Collected data entries
====

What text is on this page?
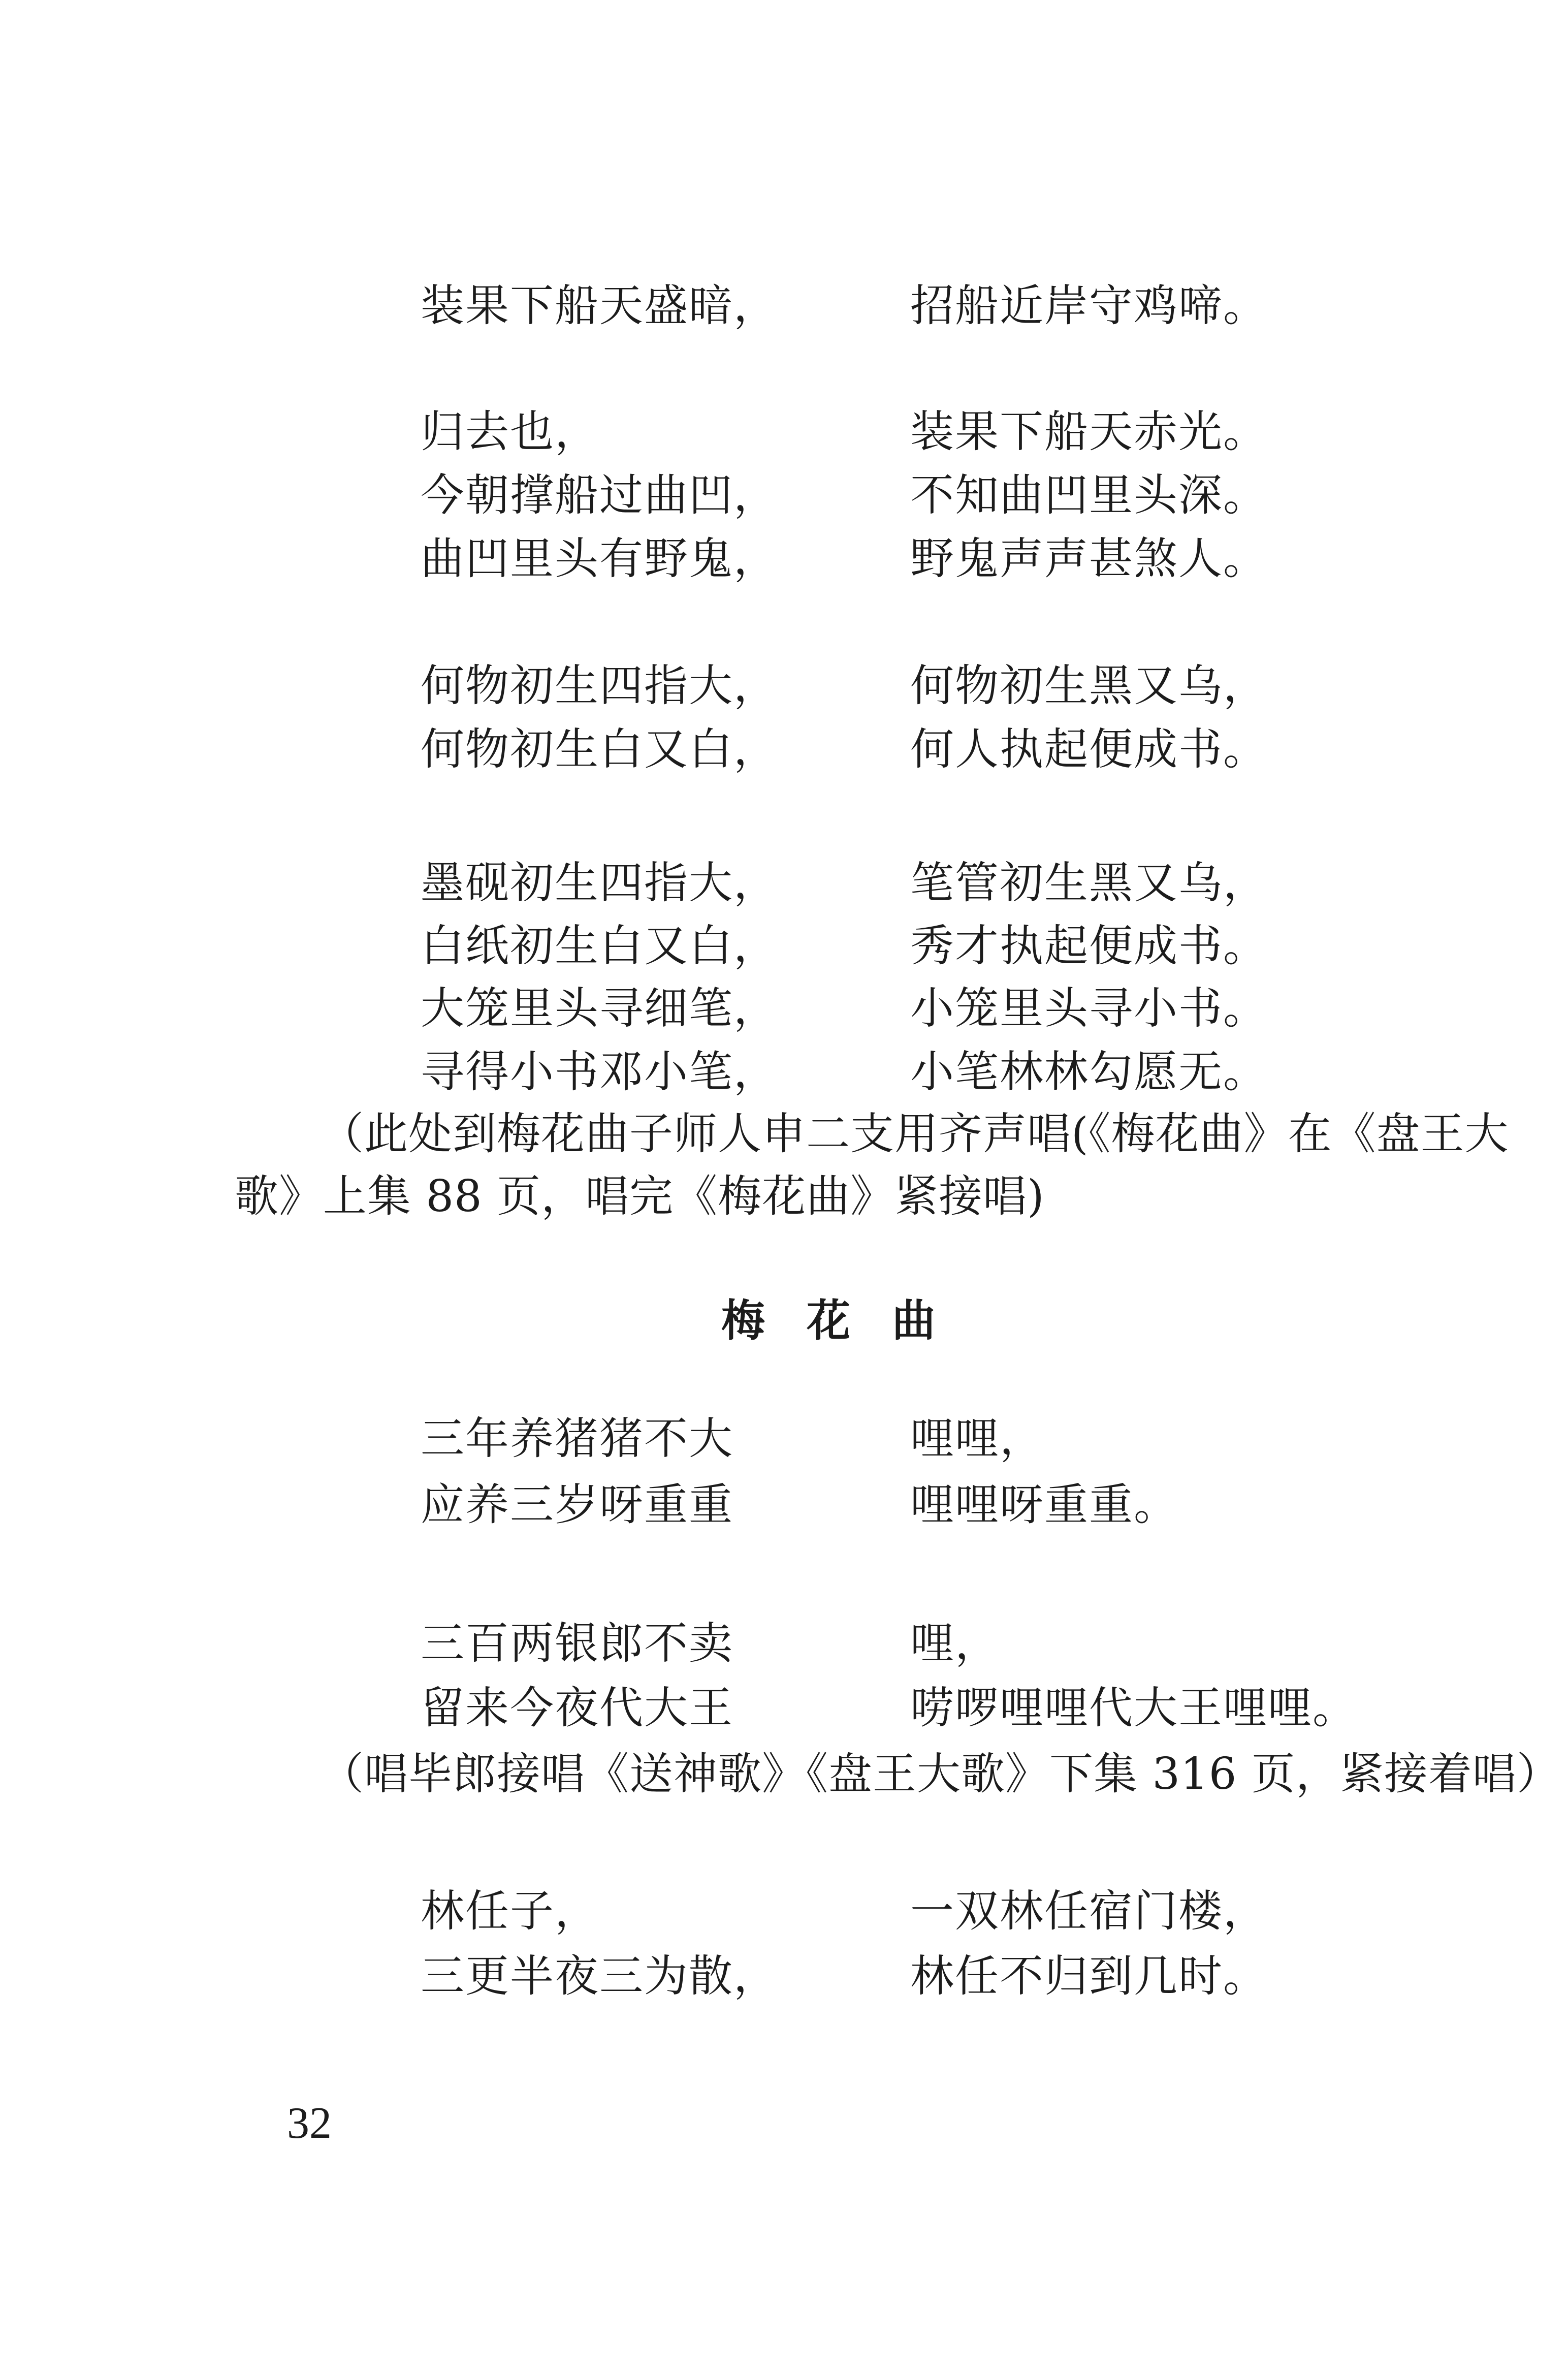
装果下船天盛暗，	招船近岸守鸡啼。
归去也，	装果下船天赤光。
今朝撑船过曲凹，	不知曲凹里头深。
曲凹里头有野鬼，	野鬼声声甚煞人。
何物初生四指大，	何物初生黑又乌，
何物初生白又白，	何人执起便成书。
墨砚初生四指大，	笔管初生黑又乌，
白纸初生白又白，	秀才执起便成书。
大笼里头寻细笔，	小笼里头寻小书。
寻得小书邓小笔，	小笔林林勾愿无。
（此处到梅花曲子师人申二支用齐声唱(《梅花曲》在《盘王大
歌》上集 88 页，唱完《梅花曲》紧接唱)
梅 花 曲
三年养猪猪不大	哩哩，
应养三岁呀重重	哩哩呀重重。
三百两银郎不卖	哩，
留来今夜代大王	唠啰哩哩代大王哩哩。
（唱毕郎接唱《送神歌》《盘王大歌》下集 316 页，紧接着唱）
林任子，	一双林任宿门楼，
三更半夜三为散，	林任不归到几时。
32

====

Task goal: Can you repeat every record above exactly, apart from the pictures?

Expected answer:
What text is on this page?
装果下船天盛暗，	招船近岸守鸡啼。
归去也，	装果下船天赤光。
今朝撑船过曲凹，	不知曲凹里头深。
曲凹里头有野鬼，	野鬼声声甚煞人。
何物初生四指大，	何物初生黑又乌，
何物初生白又白，	何人执起便成书。
墨砚初生四指大，	笔管初生黑又乌，
白纸初生白又白，	秀才执起便成书。
大笼里头寻细笔，	小笼里头寻小书。
寻得小书邓小笔，	小笔林林勾愿无。
（此处到梅花曲子师人申二支用齐声唱(《梅花曲》在《盘王大
歌》上集 88 页，唱完《梅花曲》紧接唱)
梅 花 曲
三年养猪猪不大	哩哩，
应养三岁呀重重	哩哩呀重重。
三百两银郎不卖	哩，
留来今夜代大王	唠啰哩哩代大王哩哩。
（唱毕郎接唱《送神歌》《盘王大歌》下集 316 页，紧接着唱）
林任子，	一双林任宿门楼，
三更半夜三为散，	林任不归到几时。
32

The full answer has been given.